§ Aim
Render the records starting at the line containing "Decompose this screenshot" and ending at the line containing "Text: O: O [70, 162, 83, 180]" as a numbered list, skipping blank lines and leaving out the pictures.

§ The data
________

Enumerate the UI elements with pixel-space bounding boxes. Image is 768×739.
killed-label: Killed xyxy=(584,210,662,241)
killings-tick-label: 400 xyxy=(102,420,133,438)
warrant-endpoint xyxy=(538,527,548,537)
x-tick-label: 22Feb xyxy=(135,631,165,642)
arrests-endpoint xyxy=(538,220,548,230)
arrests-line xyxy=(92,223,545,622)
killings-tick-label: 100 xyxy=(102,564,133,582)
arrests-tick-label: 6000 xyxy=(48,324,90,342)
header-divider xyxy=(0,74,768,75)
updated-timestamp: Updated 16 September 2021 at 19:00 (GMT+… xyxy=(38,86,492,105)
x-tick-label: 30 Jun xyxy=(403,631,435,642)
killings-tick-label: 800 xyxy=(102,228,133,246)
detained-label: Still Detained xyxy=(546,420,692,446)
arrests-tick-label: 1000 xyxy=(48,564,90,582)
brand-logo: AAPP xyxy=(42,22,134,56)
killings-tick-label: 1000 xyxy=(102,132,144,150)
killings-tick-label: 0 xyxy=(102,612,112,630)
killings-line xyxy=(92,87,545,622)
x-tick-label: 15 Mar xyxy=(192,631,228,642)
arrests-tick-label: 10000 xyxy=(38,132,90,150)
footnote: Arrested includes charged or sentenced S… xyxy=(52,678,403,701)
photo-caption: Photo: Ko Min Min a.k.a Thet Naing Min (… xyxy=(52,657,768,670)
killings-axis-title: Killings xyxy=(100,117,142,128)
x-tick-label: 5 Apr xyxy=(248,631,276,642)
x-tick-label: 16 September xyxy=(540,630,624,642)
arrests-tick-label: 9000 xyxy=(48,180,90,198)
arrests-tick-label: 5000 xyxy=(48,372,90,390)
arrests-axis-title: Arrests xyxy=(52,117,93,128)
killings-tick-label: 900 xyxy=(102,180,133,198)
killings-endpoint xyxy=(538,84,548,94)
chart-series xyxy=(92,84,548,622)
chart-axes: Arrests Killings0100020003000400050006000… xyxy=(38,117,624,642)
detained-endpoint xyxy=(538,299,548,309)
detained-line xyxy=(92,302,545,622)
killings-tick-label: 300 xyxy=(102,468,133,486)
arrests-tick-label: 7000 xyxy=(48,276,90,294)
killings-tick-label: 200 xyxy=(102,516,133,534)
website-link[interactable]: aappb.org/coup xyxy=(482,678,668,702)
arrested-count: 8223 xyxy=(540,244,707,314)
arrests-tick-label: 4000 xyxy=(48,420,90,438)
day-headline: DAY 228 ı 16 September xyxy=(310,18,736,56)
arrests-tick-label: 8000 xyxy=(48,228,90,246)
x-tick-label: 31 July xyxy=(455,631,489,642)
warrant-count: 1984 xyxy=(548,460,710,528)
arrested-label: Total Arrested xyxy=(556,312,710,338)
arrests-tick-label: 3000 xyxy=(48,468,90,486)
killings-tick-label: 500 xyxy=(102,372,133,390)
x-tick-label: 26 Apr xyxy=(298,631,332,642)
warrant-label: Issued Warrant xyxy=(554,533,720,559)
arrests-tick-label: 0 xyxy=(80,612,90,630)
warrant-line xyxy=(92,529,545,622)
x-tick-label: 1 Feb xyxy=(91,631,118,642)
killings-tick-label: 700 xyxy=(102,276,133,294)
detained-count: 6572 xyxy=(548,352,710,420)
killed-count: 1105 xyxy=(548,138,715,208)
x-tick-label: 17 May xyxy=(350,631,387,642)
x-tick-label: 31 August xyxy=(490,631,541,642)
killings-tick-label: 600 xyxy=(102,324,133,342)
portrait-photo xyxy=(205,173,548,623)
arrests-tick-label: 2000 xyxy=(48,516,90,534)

________

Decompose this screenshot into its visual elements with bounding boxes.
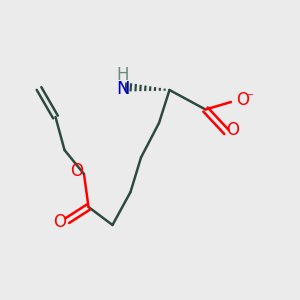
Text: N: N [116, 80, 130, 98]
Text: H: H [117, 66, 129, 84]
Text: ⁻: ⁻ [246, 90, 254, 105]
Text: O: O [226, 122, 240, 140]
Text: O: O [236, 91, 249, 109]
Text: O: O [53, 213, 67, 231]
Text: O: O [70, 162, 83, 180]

________

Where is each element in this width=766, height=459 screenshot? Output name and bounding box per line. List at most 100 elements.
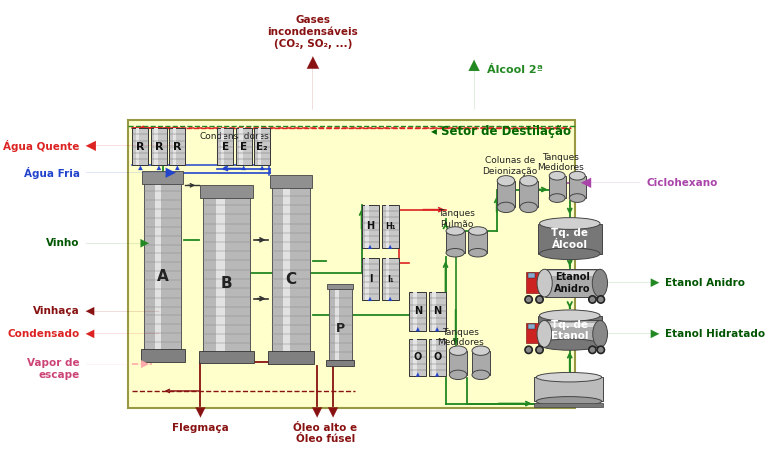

________

§ Expected output
1. Decompose this screenshot into its visual elements with bounding boxes.
2. Text: N: N [116, 80, 130, 98]
3. Text: H: H [117, 66, 129, 84]
4. Text: ⁻: ⁻ [246, 90, 254, 105]
5. Text: O: O [226, 122, 240, 140]
6. Text: O: O [236, 91, 249, 109]
7. Text: O: O [53, 213, 67, 231]
8. Text: O: O [70, 162, 83, 180]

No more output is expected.